### Your assignment
If a line in the data holds the string "Diagnosis", list it.

◇ ◇ ◇ ◇

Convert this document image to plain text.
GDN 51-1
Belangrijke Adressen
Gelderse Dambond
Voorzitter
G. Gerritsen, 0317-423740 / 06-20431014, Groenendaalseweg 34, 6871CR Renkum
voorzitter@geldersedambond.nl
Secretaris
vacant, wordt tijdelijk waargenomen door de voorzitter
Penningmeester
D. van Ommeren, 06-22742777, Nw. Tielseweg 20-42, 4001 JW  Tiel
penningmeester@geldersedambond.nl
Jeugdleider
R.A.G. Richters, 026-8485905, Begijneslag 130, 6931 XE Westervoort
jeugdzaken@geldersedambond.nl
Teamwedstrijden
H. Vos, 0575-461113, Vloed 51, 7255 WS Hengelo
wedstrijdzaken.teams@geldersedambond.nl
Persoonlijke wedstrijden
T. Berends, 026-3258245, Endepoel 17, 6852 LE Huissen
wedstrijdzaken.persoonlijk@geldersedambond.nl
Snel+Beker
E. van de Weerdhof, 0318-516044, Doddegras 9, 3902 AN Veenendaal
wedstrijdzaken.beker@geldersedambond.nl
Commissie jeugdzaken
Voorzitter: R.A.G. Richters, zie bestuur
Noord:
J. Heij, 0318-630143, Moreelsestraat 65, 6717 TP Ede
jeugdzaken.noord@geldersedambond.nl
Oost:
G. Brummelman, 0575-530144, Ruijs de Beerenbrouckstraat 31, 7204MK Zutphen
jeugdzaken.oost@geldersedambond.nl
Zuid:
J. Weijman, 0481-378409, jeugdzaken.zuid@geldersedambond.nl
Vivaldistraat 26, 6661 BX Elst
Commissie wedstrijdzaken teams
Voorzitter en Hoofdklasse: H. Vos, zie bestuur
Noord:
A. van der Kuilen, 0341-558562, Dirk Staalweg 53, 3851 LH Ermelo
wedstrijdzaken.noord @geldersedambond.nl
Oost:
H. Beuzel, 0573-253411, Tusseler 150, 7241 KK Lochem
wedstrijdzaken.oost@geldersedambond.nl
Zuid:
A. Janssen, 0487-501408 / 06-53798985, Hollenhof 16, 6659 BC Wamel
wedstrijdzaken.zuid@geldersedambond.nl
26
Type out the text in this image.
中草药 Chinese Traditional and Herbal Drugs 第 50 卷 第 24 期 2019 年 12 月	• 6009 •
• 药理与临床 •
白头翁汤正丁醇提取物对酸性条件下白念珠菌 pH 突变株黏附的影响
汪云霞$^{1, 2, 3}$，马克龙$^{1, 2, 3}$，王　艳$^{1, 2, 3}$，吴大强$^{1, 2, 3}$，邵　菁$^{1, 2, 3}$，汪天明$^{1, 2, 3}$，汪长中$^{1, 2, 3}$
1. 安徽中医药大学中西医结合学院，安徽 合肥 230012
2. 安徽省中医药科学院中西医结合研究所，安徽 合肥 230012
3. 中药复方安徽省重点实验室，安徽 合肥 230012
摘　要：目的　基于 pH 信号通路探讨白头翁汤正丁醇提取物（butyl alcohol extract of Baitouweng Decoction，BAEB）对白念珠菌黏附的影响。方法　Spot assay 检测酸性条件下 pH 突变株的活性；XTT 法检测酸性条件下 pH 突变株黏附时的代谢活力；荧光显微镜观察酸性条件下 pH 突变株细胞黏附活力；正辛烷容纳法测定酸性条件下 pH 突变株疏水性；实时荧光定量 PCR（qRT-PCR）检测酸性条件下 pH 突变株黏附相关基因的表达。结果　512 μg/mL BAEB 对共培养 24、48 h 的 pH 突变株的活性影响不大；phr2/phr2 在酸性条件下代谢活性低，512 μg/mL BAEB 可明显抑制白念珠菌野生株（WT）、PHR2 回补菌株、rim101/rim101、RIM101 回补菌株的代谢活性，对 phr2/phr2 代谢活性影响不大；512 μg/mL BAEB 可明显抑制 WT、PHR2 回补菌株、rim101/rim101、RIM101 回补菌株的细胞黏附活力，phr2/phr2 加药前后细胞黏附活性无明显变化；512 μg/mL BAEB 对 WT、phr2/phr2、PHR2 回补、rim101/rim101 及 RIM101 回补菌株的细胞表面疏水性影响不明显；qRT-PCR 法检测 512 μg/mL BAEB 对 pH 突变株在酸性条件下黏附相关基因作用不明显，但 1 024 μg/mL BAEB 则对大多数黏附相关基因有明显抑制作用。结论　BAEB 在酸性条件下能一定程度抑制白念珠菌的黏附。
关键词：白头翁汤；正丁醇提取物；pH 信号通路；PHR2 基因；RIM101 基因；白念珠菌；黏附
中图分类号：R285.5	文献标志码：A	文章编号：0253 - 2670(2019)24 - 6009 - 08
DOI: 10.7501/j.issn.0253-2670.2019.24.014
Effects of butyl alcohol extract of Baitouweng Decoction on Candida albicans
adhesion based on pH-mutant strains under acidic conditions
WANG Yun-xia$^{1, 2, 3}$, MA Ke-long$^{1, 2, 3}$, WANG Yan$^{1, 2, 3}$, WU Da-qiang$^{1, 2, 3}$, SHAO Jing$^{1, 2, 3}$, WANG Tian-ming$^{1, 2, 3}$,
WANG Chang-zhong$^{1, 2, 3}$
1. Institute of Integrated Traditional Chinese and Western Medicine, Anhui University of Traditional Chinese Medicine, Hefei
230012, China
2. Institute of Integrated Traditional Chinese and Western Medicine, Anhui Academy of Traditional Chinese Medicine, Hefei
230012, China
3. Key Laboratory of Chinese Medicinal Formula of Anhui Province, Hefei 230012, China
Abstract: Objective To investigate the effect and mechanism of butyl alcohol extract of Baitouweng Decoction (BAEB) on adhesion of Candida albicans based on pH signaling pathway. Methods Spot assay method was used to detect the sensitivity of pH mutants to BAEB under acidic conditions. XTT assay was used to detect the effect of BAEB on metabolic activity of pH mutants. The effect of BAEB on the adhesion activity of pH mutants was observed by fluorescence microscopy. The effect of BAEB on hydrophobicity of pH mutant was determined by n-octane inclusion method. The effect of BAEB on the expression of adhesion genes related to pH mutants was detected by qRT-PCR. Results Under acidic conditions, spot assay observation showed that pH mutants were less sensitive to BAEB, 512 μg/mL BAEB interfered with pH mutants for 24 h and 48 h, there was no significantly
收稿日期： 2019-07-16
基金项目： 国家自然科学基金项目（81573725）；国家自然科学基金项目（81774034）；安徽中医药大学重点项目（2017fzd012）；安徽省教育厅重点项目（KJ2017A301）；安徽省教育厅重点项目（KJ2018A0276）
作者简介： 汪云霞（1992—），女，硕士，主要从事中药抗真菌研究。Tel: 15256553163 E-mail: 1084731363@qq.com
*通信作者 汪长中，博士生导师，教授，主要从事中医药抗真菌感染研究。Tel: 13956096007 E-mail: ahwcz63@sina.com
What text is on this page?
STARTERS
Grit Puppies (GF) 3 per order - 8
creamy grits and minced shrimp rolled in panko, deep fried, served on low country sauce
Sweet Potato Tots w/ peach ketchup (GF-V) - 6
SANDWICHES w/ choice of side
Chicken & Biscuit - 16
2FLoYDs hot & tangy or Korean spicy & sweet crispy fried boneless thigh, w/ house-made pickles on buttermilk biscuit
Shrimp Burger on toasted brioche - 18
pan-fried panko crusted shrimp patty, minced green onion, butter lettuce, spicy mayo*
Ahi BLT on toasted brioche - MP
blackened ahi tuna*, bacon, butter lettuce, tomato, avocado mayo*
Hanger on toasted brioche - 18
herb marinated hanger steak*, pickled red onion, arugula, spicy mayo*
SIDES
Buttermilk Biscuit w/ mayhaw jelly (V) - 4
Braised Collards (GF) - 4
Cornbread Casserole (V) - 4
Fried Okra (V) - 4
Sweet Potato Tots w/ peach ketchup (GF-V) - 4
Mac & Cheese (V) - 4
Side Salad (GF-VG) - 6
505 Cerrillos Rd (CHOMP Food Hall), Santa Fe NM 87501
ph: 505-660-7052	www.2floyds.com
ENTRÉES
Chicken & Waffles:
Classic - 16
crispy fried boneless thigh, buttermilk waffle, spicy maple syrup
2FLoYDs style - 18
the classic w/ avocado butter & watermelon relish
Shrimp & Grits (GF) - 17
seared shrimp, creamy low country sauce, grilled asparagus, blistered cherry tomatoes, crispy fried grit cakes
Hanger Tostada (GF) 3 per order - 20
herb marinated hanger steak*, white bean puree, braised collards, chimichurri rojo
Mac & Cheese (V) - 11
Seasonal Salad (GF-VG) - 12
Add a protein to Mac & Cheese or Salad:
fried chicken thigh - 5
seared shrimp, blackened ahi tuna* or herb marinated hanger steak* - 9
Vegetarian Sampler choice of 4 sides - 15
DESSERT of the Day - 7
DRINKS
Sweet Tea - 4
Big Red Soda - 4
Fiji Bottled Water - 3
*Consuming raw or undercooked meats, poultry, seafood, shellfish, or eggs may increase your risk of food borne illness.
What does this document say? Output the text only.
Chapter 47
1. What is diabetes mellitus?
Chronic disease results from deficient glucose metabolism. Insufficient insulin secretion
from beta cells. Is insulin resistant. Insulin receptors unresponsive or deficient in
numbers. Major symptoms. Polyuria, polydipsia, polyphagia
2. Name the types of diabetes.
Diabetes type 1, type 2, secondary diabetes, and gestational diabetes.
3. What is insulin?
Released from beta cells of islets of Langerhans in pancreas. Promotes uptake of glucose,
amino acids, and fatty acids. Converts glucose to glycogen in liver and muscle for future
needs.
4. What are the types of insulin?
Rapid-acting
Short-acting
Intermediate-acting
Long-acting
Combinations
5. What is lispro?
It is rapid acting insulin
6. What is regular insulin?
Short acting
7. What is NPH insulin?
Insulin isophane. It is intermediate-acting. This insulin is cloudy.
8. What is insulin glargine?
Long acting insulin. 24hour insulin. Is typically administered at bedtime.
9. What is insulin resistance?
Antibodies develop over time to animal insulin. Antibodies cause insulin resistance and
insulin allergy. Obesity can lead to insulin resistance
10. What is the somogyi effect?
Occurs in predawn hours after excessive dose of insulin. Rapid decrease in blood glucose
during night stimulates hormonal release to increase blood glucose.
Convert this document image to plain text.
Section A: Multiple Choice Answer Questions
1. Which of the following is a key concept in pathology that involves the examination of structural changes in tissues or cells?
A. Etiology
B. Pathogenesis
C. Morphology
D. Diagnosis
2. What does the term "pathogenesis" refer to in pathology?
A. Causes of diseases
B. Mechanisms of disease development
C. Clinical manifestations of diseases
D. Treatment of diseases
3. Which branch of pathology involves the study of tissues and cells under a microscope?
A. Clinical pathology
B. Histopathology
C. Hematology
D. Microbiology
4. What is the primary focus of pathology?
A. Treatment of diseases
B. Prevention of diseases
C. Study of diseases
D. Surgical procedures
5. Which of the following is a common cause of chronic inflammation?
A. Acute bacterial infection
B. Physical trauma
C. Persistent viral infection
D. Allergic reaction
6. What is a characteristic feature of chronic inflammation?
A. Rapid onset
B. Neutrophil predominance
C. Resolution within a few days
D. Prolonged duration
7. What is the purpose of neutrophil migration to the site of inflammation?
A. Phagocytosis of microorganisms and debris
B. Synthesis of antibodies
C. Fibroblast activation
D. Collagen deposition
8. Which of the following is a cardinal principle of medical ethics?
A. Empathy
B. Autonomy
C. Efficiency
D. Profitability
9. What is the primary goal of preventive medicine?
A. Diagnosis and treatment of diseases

◇ ◇ ◇ ◇

### Exercise solution
D. Diagnosis
A. Diagnosis and treatment of diseases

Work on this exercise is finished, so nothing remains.